* **Task details**:
Each record that follows is to be transcribed exactly, excluding its images.

[Web page and app entries]

══════════════════════════════

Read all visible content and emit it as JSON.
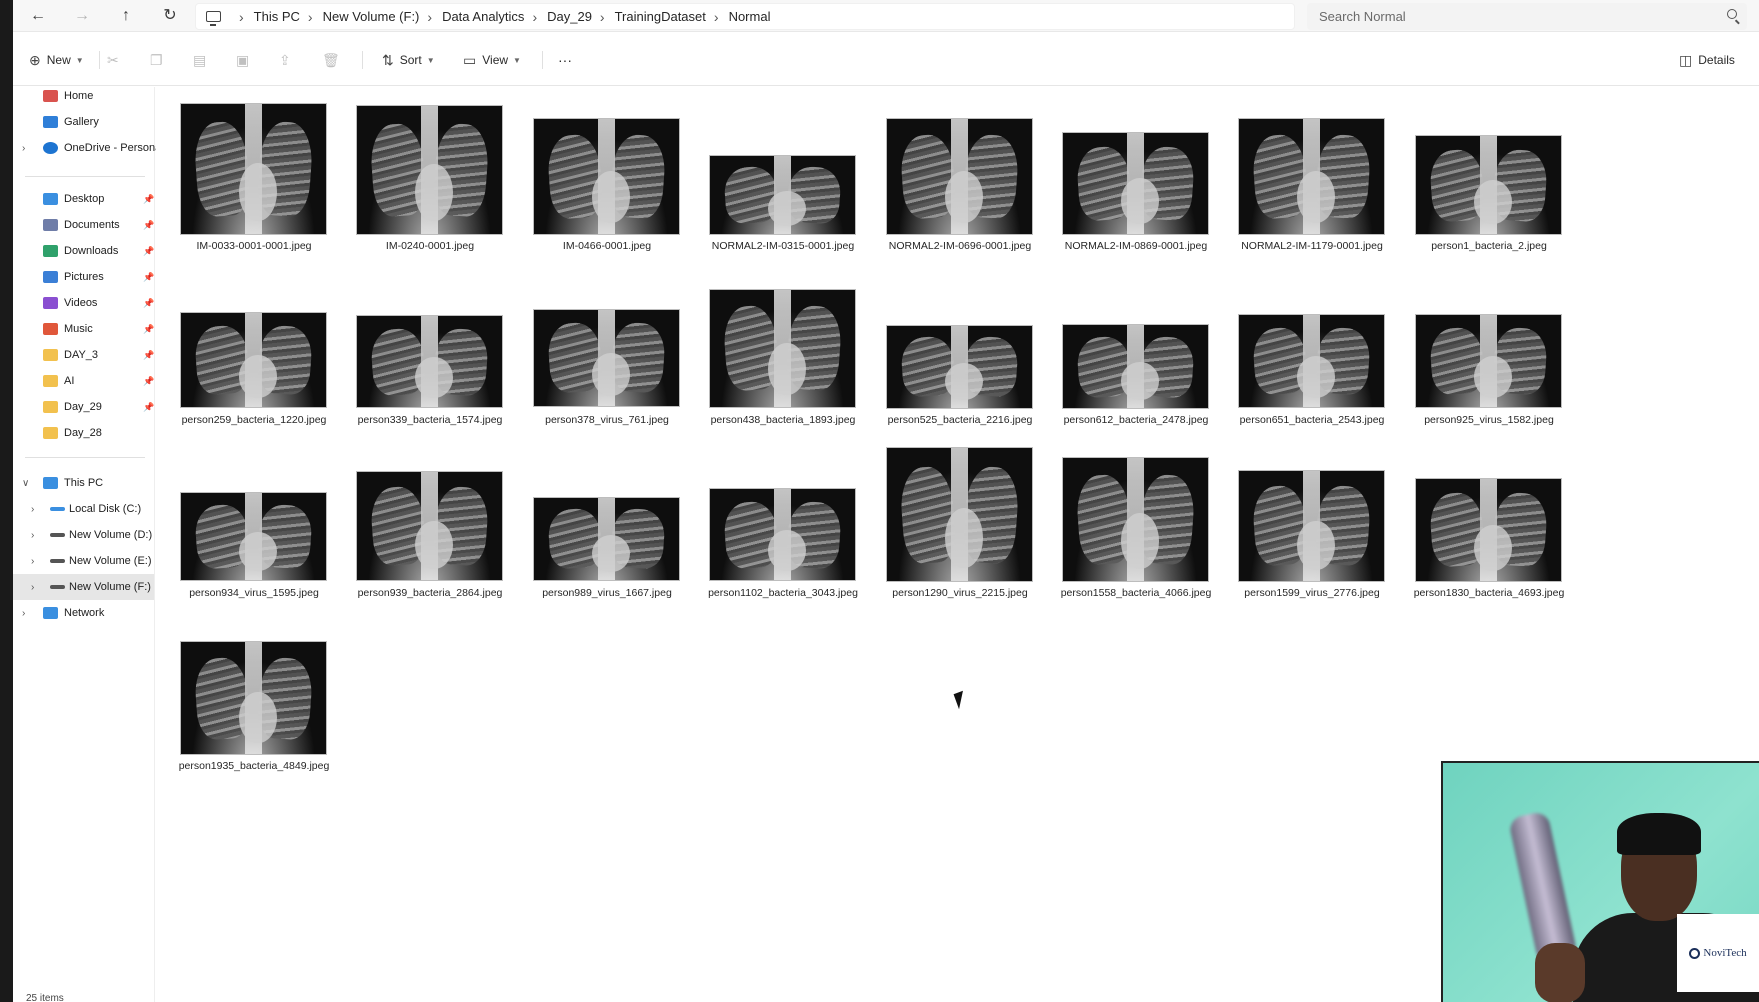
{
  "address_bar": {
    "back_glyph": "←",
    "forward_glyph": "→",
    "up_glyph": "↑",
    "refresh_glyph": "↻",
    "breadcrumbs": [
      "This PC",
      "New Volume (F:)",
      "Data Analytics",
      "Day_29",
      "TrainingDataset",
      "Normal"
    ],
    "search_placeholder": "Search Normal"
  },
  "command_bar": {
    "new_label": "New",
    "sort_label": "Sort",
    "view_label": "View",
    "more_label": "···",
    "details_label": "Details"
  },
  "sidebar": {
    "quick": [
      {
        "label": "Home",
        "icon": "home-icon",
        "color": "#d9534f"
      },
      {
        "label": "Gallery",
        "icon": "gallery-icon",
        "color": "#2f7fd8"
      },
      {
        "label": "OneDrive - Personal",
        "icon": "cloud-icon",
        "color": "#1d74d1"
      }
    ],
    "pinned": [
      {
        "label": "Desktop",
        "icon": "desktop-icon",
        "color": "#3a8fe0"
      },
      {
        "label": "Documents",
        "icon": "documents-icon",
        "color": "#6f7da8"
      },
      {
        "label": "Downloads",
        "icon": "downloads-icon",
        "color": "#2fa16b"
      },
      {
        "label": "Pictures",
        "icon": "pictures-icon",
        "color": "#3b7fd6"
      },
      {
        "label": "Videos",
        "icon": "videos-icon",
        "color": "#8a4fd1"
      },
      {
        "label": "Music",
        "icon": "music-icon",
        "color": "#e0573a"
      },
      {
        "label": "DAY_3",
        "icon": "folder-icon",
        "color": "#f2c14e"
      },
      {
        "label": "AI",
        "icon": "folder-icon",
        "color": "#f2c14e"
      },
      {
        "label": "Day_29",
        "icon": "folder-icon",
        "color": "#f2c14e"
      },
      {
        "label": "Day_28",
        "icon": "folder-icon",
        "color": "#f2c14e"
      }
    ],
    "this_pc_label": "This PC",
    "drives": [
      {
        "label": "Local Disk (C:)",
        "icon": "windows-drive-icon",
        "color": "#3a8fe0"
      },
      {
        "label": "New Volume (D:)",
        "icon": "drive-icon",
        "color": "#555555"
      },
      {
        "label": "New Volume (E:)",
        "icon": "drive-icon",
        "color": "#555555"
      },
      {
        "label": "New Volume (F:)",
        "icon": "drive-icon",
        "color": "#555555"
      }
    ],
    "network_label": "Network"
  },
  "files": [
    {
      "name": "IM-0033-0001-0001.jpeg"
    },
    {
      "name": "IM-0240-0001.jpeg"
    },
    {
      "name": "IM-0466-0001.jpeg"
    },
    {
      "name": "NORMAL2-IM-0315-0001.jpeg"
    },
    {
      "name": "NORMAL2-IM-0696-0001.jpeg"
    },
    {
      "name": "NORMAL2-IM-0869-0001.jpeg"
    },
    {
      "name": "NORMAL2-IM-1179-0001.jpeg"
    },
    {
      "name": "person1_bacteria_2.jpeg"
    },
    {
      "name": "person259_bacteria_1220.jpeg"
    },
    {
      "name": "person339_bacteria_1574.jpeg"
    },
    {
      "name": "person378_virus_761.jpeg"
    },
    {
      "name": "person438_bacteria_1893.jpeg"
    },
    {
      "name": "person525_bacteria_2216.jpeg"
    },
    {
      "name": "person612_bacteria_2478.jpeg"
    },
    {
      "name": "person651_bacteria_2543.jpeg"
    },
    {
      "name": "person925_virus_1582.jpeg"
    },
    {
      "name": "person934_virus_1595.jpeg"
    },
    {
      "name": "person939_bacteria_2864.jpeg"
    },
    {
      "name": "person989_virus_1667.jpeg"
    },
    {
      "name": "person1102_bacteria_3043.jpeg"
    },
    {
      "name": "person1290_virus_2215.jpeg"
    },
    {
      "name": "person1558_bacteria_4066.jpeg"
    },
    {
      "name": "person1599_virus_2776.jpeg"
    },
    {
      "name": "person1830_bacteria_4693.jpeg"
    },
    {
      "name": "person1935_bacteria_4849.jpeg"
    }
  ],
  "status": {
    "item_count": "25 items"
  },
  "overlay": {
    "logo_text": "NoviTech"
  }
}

══════════════════════════════

* **Task output**:
Read all visible content and emit it as JSON.
{
  "address_bar": {
    "back_glyph": "←",
    "forward_glyph": "→",
    "up_glyph": "↑",
    "refresh_glyph": "↻",
    "breadcrumbs": [
      "This PC",
      "New Volume (F:)",
      "Data Analytics",
      "Day_29",
      "TrainingDataset",
      "Normal"
    ],
    "search_placeholder": "Search Normal"
  },
  "command_bar": {
    "new_label": "New",
    "sort_label": "Sort",
    "view_label": "View",
    "more_label": "···",
    "details_label": "Details"
  },
  "sidebar": {
    "quick": [
      {
        "label": "Home",
        "icon": "home-icon",
        "color": "#d9534f"
      },
      {
        "label": "Gallery",
        "icon": "gallery-icon",
        "color": "#2f7fd8"
      },
      {
        "label": "OneDrive - Personal",
        "icon": "cloud-icon",
        "color": "#1d74d1"
      }
    ],
    "pinned": [
      {
        "label": "Desktop",
        "icon": "desktop-icon",
        "color": "#3a8fe0"
      },
      {
        "label": "Documents",
        "icon": "documents-icon",
        "color": "#6f7da8"
      },
      {
        "label": "Downloads",
        "icon": "downloads-icon",
        "color": "#2fa16b"
      },
      {
        "label": "Pictures",
        "icon": "pictures-icon",
        "color": "#3b7fd6"
      },
      {
        "label": "Videos",
        "icon": "videos-icon",
        "color": "#8a4fd1"
      },
      {
        "label": "Music",
        "icon": "music-icon",
        "color": "#e0573a"
      },
      {
        "label": "DAY_3",
        "icon": "folder-icon",
        "color": "#f2c14e"
      },
      {
        "label": "AI",
        "icon": "folder-icon",
        "color": "#f2c14e"
      },
      {
        "label": "Day_29",
        "icon": "folder-icon",
        "color": "#f2c14e"
      },
      {
        "label": "Day_28",
        "icon": "folder-icon",
        "color": "#f2c14e"
      }
    ],
    "this_pc_label": "This PC",
    "drives": [
      {
        "label": "Local Disk (C:)",
        "icon": "windows-drive-icon",
        "color": "#3a8fe0"
      },
      {
        "label": "New Volume (D:)",
        "icon": "drive-icon",
        "color": "#555555"
      },
      {
        "label": "New Volume (E:)",
        "icon": "drive-icon",
        "color": "#555555"
      },
      {
        "label": "New Volume (F:)",
        "icon": "drive-icon",
        "color": "#555555"
      }
    ],
    "network_label": "Network"
  },
  "files": [
    {
      "name": "IM-0033-0001-0001.jpeg"
    },
    {
      "name": "IM-0240-0001.jpeg"
    },
    {
      "name": "IM-0466-0001.jpeg"
    },
    {
      "name": "NORMAL2-IM-0315-0001.jpeg"
    },
    {
      "name": "NORMAL2-IM-0696-0001.jpeg"
    },
    {
      "name": "NORMAL2-IM-0869-0001.jpeg"
    },
    {
      "name": "NORMAL2-IM-1179-0001.jpeg"
    },
    {
      "name": "person1_bacteria_2.jpeg"
    },
    {
      "name": "person259_bacteria_1220.jpeg"
    },
    {
      "name": "person339_bacteria_1574.jpeg"
    },
    {
      "name": "person378_virus_761.jpeg"
    },
    {
      "name": "person438_bacteria_1893.jpeg"
    },
    {
      "name": "person525_bacteria_2216.jpeg"
    },
    {
      "name": "person612_bacteria_2478.jpeg"
    },
    {
      "name": "person651_bacteria_2543.jpeg"
    },
    {
      "name": "person925_virus_1582.jpeg"
    },
    {
      "name": "person934_virus_1595.jpeg"
    },
    {
      "name": "person939_bacteria_2864.jpeg"
    },
    {
      "name": "person989_virus_1667.jpeg"
    },
    {
      "name": "person1102_bacteria_3043.jpeg"
    },
    {
      "name": "person1290_virus_2215.jpeg"
    },
    {
      "name": "person1558_bacteria_4066.jpeg"
    },
    {
      "name": "person1599_virus_2776.jpeg"
    },
    {
      "name": "person1830_bacteria_4693.jpeg"
    },
    {
      "name": "person1935_bacteria_4849.jpeg"
    }
  ],
  "status": {
    "item_count": "25 items"
  },
  "overlay": {
    "logo_text": "NoviTech"
  }
}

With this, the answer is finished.